- What to do -
Repeat every line of the listing below exactly, minus the pictures.

- Dataset rows -
:::

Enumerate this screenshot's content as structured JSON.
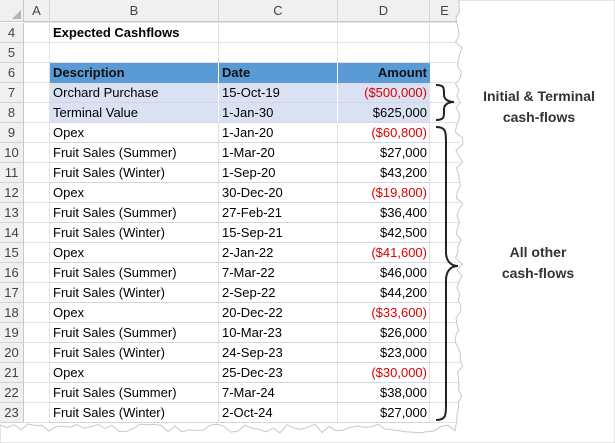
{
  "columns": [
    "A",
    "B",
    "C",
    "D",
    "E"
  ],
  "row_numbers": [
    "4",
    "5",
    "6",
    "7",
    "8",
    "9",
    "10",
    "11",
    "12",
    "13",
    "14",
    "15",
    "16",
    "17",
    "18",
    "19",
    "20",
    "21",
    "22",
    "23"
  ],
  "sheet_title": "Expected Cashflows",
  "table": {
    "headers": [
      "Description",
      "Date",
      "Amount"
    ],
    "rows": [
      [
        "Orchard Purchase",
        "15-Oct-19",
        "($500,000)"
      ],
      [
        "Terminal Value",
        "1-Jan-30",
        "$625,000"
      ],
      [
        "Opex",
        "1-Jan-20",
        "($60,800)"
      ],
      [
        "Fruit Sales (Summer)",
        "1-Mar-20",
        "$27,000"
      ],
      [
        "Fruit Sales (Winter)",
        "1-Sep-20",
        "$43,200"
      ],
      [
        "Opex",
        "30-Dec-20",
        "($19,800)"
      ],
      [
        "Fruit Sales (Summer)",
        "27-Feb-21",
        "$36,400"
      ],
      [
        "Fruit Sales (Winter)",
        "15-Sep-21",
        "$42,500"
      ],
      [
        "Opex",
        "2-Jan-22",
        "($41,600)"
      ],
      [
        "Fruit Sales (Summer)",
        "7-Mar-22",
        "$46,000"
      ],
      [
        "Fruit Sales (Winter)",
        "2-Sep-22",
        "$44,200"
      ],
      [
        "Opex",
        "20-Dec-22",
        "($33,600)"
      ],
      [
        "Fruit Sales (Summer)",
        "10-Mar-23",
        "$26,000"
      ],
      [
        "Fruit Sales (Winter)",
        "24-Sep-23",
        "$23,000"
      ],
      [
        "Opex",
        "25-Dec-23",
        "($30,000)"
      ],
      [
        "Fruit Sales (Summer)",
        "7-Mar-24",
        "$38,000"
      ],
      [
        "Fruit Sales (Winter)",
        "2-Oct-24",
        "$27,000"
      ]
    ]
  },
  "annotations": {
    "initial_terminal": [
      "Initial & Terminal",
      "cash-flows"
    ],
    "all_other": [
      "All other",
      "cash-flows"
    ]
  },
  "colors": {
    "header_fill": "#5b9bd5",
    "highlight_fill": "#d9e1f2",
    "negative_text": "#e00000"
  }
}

:::

- Finished exercise -
Enumerate this screenshot's content as structured JSON.
{
  "columns": [
    "A",
    "B",
    "C",
    "D",
    "E"
  ],
  "row_numbers": [
    "4",
    "5",
    "6",
    "7",
    "8",
    "9",
    "10",
    "11",
    "12",
    "13",
    "14",
    "15",
    "16",
    "17",
    "18",
    "19",
    "20",
    "21",
    "22",
    "23"
  ],
  "sheet_title": "Expected Cashflows",
  "table": {
    "headers": [
      "Description",
      "Date",
      "Amount"
    ],
    "rows": [
      [
        "Orchard Purchase",
        "15-Oct-19",
        "($500,000)"
      ],
      [
        "Terminal Value",
        "1-Jan-30",
        "$625,000"
      ],
      [
        "Opex",
        "1-Jan-20",
        "($60,800)"
      ],
      [
        "Fruit Sales (Summer)",
        "1-Mar-20",
        "$27,000"
      ],
      [
        "Fruit Sales (Winter)",
        "1-Sep-20",
        "$43,200"
      ],
      [
        "Opex",
        "30-Dec-20",
        "($19,800)"
      ],
      [
        "Fruit Sales (Summer)",
        "27-Feb-21",
        "$36,400"
      ],
      [
        "Fruit Sales (Winter)",
        "15-Sep-21",
        "$42,500"
      ],
      [
        "Opex",
        "2-Jan-22",
        "($41,600)"
      ],
      [
        "Fruit Sales (Summer)",
        "7-Mar-22",
        "$46,000"
      ],
      [
        "Fruit Sales (Winter)",
        "2-Sep-22",
        "$44,200"
      ],
      [
        "Opex",
        "20-Dec-22",
        "($33,600)"
      ],
      [
        "Fruit Sales (Summer)",
        "10-Mar-23",
        "$26,000"
      ],
      [
        "Fruit Sales (Winter)",
        "24-Sep-23",
        "$23,000"
      ],
      [
        "Opex",
        "25-Dec-23",
        "($30,000)"
      ],
      [
        "Fruit Sales (Summer)",
        "7-Mar-24",
        "$38,000"
      ],
      [
        "Fruit Sales (Winter)",
        "2-Oct-24",
        "$27,000"
      ]
    ]
  },
  "annotations": {
    "initial_terminal": [
      "Initial & Terminal",
      "cash-flows"
    ],
    "all_other": [
      "All other",
      "cash-flows"
    ]
  },
  "colors": {
    "header_fill": "#5b9bd5",
    "highlight_fill": "#d9e1f2",
    "negative_text": "#e00000"
  }
}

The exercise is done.